*Aim*.
Only the number is wanted: how many lines contain "субсидия"?

**** Source material ****

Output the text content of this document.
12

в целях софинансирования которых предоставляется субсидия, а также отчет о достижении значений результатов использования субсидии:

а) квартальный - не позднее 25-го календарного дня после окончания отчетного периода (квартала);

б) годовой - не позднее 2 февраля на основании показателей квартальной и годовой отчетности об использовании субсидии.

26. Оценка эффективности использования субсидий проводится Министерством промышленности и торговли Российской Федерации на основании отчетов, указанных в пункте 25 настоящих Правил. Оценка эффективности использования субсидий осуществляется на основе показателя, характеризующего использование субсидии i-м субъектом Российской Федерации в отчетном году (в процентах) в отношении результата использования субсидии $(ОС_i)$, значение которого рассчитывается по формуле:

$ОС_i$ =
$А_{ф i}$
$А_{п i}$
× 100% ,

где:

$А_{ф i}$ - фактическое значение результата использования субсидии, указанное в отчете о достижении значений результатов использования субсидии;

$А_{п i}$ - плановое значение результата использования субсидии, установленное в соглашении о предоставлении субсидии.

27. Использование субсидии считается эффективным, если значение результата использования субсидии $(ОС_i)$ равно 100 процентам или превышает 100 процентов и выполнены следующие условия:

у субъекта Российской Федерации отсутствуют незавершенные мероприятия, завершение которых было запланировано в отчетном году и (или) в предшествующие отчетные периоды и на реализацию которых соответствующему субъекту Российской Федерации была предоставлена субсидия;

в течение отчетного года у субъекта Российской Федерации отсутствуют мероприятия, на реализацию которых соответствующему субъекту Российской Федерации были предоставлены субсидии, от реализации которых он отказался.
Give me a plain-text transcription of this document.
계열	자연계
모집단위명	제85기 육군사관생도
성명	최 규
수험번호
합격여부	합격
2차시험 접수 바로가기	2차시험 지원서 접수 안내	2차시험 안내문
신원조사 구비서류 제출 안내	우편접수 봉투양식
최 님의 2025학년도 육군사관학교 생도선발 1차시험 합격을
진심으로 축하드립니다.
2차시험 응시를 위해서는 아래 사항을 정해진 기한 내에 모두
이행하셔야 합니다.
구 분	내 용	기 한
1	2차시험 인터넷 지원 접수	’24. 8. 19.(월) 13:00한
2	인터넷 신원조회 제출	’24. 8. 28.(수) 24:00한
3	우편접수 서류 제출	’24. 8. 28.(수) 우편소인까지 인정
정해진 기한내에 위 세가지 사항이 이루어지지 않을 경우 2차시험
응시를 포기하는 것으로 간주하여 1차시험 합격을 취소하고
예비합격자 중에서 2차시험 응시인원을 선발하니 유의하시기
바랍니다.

****

*Reply*.
2